- _THE REQUEST_
Extract and list every line that contains the word "title".

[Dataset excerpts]
┄┄┄┄┄┄┄┄┄┄┄┄┄┄┄┄┄┄┄┄

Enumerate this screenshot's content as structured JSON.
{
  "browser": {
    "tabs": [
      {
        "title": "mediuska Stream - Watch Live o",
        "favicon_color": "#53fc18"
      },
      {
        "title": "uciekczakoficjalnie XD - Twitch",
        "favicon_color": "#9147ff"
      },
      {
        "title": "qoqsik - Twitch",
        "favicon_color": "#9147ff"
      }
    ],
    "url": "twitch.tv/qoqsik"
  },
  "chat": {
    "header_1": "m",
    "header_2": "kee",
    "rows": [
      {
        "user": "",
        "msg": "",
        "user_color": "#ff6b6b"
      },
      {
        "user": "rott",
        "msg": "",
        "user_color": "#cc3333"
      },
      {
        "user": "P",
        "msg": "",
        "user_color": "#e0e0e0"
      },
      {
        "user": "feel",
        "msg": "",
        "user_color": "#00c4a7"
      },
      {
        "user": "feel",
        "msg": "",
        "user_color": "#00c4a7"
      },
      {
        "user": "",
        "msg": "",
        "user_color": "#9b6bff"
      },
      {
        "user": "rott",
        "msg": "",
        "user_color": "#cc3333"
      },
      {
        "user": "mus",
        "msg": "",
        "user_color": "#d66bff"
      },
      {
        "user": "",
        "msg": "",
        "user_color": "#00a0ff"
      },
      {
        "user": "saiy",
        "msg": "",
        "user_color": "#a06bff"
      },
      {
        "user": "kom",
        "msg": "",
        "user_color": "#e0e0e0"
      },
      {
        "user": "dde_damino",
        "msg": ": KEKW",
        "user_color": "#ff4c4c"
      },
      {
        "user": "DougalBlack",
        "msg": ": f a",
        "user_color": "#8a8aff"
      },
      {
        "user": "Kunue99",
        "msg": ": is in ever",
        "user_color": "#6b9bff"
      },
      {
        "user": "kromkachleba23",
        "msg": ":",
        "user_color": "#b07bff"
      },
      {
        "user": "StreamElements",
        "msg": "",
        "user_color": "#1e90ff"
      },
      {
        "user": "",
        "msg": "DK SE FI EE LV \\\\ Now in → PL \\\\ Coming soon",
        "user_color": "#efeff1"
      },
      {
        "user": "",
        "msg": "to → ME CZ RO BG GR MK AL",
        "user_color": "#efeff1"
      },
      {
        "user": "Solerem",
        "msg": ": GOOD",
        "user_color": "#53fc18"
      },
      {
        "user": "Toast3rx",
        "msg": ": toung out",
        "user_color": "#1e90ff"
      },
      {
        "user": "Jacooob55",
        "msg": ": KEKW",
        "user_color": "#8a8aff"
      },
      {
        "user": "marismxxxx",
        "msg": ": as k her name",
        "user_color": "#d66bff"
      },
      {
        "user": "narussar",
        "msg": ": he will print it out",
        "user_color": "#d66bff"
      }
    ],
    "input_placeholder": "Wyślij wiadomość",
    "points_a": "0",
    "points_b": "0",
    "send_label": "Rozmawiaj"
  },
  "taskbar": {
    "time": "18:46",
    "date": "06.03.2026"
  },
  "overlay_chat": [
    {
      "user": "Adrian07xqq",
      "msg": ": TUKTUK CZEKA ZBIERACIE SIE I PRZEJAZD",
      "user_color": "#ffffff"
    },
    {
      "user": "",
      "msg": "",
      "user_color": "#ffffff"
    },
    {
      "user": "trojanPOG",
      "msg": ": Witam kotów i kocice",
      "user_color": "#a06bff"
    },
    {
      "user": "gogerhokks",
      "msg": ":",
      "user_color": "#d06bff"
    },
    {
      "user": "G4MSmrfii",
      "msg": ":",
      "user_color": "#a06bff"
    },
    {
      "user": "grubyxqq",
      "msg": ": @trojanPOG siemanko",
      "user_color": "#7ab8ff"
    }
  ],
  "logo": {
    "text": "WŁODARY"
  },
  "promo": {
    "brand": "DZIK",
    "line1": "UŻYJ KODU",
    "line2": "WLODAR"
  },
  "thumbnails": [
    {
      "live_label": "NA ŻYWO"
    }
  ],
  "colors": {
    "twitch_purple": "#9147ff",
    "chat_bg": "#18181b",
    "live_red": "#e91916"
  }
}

┄┄┄┄┄┄┄┄┄┄┄┄┄┄┄┄┄┄┄┄

- _EXERCISE RESPONSE_
        "title": "mediuska Stream - Watch Live o",
        "title": "uciekczakoficjalnie XD - Twitch",
        "title": "qoqsik - Twitch",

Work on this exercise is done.